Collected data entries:
────────────────────
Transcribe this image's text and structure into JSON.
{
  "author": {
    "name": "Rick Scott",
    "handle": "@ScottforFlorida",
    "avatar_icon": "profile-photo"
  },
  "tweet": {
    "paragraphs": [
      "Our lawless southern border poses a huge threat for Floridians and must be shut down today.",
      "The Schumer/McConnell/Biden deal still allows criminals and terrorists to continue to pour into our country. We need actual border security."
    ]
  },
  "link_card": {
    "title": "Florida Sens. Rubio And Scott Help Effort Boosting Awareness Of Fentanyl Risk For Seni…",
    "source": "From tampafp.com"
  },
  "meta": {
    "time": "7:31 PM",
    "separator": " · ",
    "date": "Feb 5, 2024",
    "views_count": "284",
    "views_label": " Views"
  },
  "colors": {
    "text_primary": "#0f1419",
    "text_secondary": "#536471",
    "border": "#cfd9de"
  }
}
────────────────────
What you should do:
Scan the material above. Extract every line in which the word "border" occurs.

Expected output:
      "Our lawless southern border poses a huge threat for Floridians and must be shut down today.",
      "The Schumer/McConnell/Biden deal still allows criminals and terrorists to continue to pour into our country. We need actual border security."
    "border": "#cfd9de"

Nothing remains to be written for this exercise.